Return all lines with the word "plus" in them.

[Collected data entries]

....................

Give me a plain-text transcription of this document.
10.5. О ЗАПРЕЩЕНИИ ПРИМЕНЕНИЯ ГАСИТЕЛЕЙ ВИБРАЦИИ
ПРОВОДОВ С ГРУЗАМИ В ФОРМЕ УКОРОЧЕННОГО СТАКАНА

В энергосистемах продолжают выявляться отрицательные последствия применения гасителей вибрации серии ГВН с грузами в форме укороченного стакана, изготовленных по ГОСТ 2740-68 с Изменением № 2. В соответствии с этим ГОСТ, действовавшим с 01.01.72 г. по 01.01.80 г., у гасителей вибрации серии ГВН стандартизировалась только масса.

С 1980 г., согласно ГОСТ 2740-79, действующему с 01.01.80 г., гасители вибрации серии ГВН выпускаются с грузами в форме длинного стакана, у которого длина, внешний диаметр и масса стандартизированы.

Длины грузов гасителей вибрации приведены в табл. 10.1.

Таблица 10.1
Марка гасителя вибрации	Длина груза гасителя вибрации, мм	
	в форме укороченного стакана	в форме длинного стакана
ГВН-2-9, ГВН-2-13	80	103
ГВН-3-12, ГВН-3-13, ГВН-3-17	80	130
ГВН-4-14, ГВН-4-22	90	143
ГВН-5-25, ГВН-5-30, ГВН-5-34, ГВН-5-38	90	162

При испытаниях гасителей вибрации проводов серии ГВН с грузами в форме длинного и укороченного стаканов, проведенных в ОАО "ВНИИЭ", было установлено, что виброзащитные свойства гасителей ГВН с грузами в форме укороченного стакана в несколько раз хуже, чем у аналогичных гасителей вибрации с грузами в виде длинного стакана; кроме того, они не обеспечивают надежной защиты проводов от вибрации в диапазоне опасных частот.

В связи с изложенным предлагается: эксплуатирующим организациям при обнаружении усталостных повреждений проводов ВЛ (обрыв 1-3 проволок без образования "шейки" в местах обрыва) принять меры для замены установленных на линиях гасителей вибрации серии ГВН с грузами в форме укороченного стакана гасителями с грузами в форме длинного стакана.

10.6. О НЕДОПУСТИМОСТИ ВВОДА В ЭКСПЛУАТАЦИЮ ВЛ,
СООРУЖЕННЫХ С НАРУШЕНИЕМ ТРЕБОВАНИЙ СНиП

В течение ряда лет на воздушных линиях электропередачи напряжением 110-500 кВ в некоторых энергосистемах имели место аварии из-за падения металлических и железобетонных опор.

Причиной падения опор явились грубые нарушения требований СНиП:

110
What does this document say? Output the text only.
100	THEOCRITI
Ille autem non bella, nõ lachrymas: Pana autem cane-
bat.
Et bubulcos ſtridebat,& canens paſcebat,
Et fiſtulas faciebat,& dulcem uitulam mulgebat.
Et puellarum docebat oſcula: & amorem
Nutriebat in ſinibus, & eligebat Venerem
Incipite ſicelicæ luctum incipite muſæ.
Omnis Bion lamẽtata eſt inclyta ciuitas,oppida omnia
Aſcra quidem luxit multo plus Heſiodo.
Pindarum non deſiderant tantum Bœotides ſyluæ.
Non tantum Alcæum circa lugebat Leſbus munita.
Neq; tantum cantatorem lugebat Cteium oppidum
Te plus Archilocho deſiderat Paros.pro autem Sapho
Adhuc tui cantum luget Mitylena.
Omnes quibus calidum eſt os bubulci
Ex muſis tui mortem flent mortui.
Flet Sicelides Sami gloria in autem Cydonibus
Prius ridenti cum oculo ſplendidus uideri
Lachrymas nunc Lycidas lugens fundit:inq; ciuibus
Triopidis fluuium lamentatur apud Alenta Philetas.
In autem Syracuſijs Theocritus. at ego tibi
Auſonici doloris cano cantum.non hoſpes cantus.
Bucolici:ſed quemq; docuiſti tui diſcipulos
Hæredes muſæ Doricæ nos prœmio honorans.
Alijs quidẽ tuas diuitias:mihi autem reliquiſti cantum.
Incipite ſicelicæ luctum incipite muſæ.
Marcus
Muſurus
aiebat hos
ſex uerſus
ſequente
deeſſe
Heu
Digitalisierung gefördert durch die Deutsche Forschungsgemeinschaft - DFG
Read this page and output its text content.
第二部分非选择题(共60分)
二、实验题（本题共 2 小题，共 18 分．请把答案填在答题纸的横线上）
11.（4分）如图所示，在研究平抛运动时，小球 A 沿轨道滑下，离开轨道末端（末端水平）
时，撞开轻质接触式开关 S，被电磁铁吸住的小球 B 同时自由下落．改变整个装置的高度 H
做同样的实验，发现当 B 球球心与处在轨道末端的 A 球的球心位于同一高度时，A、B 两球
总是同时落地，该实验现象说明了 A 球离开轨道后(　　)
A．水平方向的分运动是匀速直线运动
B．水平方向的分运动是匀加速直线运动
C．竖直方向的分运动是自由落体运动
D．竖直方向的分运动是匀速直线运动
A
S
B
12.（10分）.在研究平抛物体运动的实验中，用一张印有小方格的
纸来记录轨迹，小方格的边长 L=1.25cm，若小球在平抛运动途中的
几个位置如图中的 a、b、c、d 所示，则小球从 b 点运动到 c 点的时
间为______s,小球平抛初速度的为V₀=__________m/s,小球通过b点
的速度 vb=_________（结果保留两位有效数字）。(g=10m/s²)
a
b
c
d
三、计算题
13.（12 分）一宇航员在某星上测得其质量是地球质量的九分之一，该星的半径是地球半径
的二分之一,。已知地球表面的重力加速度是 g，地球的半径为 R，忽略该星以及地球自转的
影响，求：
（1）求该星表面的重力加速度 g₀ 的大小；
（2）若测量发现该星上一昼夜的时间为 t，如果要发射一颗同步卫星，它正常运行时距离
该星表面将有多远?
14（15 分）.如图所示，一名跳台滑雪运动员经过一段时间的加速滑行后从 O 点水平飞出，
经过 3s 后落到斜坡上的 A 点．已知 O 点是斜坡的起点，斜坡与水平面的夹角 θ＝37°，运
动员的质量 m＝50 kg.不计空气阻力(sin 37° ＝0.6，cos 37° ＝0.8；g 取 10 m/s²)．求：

....................

### EXPECTED ANSWER
Aſcra quidem luxit multo plus Heſiodo.
Te plus Archilocho deſiderat Paros.pro autem Sapho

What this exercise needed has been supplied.